[Items listed in a dataset]
* Begin *
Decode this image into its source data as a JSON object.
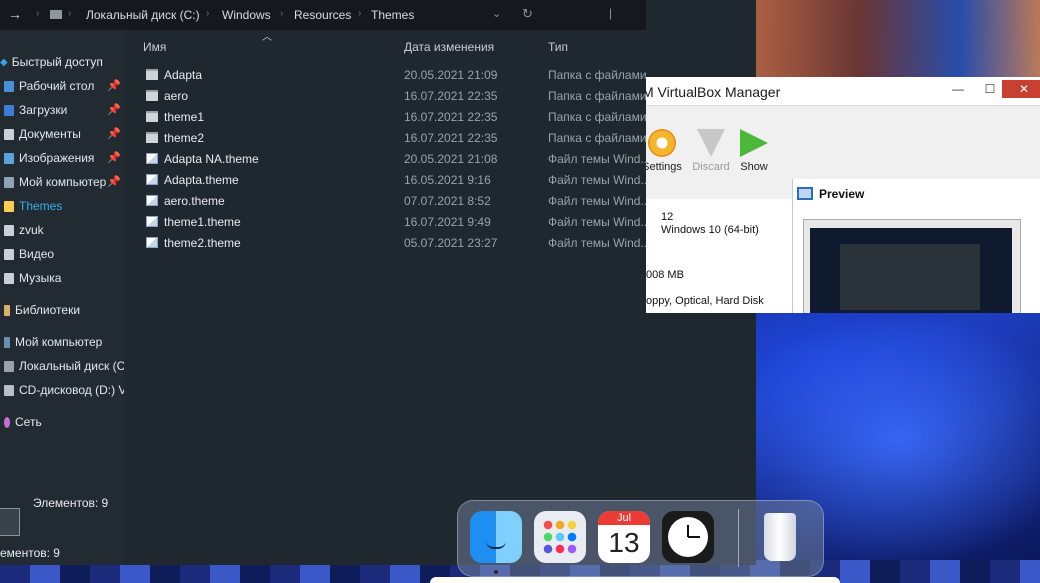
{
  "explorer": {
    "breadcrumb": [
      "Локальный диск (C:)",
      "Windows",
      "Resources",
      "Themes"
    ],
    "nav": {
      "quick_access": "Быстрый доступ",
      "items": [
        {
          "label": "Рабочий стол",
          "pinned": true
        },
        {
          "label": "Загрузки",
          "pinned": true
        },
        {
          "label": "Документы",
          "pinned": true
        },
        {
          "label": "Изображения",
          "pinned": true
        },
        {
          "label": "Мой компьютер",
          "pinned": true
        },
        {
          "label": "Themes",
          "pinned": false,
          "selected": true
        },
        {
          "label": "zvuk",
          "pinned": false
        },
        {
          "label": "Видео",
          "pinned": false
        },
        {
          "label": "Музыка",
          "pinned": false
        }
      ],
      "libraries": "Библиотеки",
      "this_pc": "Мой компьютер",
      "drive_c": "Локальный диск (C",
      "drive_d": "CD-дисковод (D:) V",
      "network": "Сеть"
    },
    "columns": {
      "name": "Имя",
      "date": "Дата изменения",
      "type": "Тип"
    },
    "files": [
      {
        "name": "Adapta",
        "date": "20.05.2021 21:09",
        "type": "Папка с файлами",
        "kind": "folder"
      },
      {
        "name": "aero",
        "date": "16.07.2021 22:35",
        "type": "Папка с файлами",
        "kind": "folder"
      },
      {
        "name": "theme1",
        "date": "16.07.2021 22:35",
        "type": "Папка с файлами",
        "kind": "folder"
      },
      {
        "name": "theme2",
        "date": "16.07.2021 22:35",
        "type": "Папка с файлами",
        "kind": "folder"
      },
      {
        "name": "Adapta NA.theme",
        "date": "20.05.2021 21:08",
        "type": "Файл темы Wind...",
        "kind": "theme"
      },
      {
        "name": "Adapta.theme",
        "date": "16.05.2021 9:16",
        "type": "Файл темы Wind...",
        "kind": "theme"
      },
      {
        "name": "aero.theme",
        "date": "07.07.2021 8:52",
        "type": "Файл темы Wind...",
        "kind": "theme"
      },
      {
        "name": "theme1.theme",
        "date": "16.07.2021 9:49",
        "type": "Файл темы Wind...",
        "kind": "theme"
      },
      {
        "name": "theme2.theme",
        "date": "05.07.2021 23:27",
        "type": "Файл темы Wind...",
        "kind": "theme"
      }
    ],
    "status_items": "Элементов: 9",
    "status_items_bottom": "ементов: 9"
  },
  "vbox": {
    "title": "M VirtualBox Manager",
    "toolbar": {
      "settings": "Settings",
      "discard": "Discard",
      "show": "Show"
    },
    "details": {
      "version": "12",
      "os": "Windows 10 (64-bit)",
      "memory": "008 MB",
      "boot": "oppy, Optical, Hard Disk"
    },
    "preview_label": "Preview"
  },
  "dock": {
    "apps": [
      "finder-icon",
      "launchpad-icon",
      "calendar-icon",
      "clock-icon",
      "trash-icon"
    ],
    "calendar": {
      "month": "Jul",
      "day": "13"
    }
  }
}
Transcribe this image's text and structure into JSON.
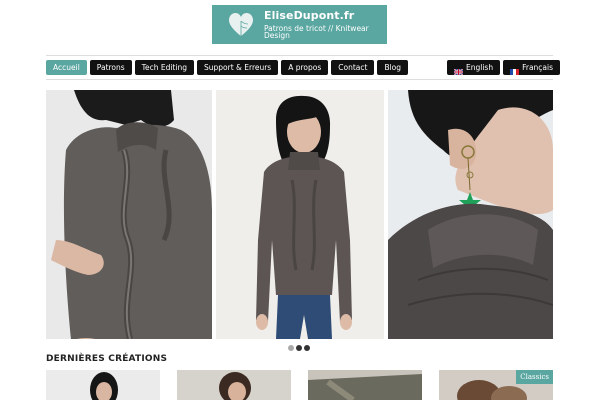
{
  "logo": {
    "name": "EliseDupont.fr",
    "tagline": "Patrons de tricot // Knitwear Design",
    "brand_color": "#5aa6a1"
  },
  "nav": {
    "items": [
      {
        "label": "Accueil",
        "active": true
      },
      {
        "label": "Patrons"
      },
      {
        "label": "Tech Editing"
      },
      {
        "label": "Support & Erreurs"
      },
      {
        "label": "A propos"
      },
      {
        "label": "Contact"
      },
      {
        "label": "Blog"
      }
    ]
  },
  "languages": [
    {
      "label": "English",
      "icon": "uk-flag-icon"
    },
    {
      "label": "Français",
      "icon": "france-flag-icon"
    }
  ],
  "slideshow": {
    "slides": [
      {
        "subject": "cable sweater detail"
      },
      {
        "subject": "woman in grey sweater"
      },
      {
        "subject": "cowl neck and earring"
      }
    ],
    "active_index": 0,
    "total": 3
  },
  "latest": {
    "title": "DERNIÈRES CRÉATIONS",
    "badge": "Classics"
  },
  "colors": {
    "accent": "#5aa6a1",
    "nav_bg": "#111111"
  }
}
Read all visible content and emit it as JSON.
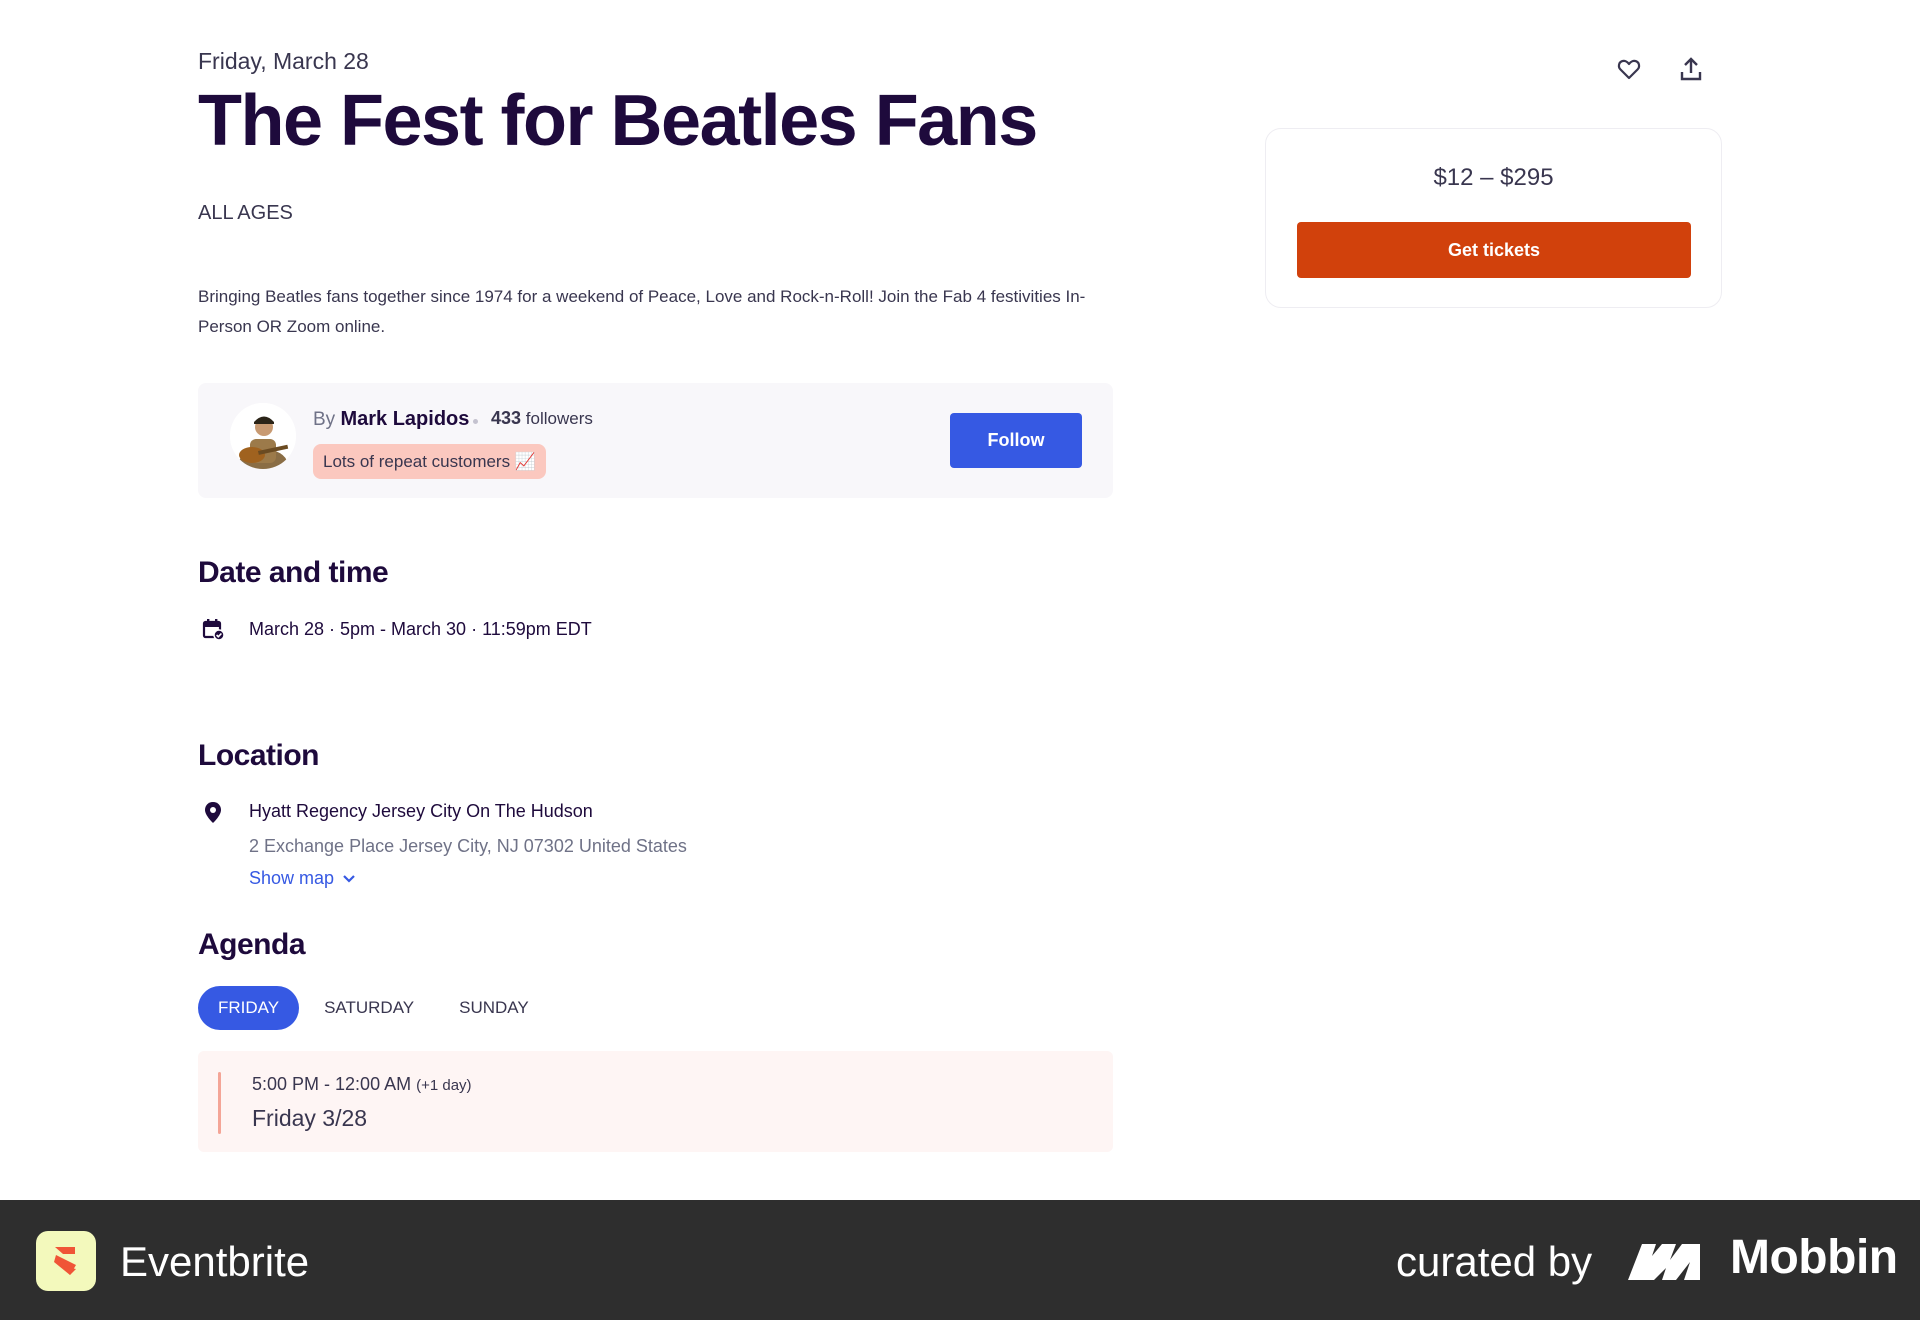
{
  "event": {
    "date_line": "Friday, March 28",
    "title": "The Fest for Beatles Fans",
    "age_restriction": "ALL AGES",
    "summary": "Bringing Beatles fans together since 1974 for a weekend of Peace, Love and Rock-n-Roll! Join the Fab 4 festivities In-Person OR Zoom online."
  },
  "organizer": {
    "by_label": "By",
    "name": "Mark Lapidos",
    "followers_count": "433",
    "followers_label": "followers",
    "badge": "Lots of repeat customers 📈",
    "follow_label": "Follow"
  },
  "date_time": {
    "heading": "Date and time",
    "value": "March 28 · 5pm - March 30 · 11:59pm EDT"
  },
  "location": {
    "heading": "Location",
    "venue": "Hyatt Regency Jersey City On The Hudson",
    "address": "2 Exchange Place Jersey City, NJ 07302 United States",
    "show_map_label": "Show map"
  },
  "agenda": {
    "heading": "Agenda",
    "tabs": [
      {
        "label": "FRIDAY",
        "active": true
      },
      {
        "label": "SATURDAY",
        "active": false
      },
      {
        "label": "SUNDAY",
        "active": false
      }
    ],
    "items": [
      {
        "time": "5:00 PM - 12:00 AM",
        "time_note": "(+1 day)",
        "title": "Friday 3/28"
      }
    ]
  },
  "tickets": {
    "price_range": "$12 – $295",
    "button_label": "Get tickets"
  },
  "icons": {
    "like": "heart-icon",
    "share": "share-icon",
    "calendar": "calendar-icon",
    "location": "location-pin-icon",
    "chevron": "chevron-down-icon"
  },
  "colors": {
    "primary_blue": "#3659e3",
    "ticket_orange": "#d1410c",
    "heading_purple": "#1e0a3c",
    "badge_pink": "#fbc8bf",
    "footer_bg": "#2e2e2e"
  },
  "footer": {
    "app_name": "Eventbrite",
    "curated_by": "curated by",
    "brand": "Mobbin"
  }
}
* End *
* Begin *
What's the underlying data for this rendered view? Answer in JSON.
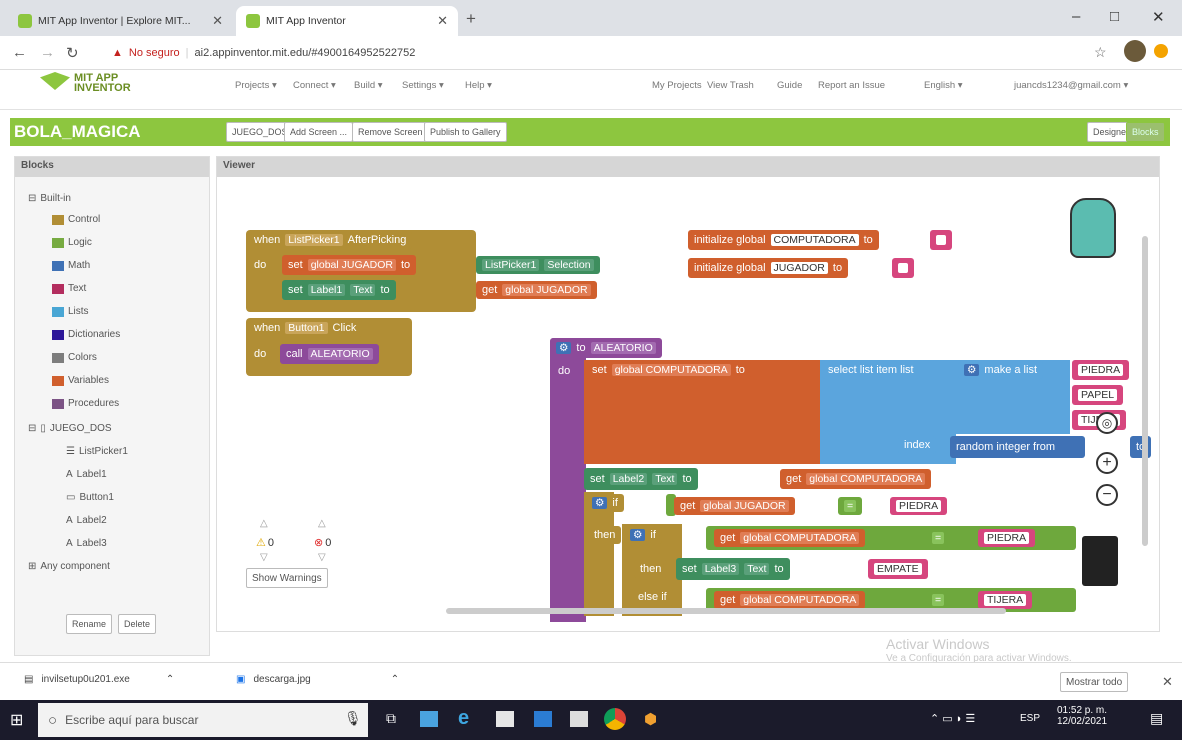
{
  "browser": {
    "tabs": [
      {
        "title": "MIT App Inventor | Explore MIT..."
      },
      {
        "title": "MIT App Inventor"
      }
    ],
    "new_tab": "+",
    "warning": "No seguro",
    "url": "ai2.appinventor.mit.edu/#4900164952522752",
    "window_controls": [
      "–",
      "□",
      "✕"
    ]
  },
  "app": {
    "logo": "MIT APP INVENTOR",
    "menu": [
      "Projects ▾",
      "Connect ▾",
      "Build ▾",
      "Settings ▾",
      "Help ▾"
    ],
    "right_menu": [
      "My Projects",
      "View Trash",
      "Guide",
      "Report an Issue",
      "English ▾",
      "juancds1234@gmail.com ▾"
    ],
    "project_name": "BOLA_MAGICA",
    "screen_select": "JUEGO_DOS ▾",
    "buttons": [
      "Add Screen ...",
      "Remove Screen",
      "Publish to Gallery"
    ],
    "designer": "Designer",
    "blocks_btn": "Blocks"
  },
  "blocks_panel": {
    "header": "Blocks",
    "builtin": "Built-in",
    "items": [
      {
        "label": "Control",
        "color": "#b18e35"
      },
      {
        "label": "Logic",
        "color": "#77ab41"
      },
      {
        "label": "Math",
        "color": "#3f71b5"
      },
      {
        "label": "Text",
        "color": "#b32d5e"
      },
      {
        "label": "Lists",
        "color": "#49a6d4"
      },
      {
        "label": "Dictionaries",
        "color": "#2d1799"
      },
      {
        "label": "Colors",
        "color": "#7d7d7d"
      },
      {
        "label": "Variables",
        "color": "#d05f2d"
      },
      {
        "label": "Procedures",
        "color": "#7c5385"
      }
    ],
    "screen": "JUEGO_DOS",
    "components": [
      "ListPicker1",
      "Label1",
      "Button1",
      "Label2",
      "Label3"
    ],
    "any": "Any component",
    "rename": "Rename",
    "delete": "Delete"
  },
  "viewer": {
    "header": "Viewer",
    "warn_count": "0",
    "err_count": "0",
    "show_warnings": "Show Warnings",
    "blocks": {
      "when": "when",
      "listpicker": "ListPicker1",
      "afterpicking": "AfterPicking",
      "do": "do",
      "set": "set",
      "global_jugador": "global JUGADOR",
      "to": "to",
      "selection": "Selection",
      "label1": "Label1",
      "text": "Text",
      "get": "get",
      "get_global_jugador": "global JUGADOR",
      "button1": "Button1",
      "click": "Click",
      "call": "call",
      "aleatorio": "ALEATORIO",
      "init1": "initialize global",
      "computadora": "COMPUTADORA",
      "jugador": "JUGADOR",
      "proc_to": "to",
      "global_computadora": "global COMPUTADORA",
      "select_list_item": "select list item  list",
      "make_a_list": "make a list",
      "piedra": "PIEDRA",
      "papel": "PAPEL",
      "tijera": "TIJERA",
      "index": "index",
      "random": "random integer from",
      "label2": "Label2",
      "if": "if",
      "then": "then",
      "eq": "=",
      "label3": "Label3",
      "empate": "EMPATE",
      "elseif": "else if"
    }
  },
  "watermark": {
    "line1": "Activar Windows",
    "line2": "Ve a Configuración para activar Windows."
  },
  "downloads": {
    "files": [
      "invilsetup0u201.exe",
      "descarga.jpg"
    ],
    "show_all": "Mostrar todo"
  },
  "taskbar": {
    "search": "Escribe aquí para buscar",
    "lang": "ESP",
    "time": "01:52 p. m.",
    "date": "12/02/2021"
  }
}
* End *
__INSTRUCTIONS FOR THE TASK__: For each line above that contains the word "Windows", copy that line.

__RESULT OF THE EXERCISE__:
      "Windows",
      "os": "Windows 10 (64-bit)",
    "line1": "Activar Windows",
    "line2": "Ve a Configuración para activar Windows."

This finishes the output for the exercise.